# EXERCISE OBJECTIVE
What lines of the data hold the string "subtitle"? Pull each one out.

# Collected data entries
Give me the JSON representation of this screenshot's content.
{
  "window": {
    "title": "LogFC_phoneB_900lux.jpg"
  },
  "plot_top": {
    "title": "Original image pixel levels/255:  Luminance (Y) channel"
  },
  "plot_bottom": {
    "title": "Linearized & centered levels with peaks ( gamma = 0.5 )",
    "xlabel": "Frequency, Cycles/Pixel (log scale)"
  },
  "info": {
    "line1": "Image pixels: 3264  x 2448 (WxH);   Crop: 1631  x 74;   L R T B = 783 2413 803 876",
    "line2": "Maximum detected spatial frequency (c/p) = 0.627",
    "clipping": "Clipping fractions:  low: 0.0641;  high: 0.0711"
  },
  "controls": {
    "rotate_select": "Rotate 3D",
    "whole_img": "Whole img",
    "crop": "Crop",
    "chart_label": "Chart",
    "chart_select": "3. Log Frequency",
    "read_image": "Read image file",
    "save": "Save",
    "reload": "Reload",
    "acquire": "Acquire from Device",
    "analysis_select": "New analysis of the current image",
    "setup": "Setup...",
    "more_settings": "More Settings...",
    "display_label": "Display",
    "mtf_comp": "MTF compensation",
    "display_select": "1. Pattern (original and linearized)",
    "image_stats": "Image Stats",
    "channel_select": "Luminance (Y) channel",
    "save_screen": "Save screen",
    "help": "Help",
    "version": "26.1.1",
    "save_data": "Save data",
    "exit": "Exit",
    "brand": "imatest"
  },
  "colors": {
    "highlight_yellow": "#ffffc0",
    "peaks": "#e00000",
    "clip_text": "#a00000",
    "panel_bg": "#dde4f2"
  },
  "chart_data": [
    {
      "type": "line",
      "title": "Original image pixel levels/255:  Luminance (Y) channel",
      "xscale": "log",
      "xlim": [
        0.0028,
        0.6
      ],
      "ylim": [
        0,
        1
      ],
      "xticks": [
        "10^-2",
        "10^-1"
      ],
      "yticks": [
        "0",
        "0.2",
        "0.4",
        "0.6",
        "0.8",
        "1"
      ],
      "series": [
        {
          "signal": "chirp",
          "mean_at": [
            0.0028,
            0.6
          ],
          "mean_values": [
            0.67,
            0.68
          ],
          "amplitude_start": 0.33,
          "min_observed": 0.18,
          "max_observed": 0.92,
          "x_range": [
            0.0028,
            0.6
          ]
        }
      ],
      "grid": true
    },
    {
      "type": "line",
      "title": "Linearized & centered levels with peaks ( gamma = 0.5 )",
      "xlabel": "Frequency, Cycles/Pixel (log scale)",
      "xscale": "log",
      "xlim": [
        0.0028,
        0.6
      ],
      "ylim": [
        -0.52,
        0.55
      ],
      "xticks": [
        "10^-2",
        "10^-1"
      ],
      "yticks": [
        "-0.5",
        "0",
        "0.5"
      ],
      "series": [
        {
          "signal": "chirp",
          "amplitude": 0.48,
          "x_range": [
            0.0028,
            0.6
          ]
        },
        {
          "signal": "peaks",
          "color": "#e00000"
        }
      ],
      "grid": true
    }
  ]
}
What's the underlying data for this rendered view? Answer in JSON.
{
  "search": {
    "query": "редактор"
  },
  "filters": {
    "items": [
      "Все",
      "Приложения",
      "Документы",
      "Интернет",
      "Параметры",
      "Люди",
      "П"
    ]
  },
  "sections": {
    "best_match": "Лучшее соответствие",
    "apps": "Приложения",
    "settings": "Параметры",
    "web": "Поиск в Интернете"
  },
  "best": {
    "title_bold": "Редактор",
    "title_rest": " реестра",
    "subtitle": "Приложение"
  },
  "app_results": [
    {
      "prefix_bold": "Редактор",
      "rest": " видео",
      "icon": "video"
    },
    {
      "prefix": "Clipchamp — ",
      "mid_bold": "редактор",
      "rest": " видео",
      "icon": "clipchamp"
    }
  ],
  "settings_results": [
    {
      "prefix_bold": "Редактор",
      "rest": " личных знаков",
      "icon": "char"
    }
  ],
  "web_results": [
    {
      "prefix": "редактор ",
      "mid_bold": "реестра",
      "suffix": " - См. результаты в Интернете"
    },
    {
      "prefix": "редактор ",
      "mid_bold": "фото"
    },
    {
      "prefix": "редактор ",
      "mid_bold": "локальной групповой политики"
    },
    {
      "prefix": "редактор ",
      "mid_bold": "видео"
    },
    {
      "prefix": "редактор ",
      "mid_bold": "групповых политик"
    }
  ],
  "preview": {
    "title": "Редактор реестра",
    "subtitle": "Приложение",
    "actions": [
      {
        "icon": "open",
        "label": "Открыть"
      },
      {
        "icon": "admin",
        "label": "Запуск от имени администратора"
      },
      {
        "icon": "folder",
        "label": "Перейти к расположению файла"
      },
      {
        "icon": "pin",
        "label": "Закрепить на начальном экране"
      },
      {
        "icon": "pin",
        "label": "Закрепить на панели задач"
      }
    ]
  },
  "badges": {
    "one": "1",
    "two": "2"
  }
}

# REPLY TO THE TASK
    "subtitle": "Приложение"
    "subtitle": "Приложение",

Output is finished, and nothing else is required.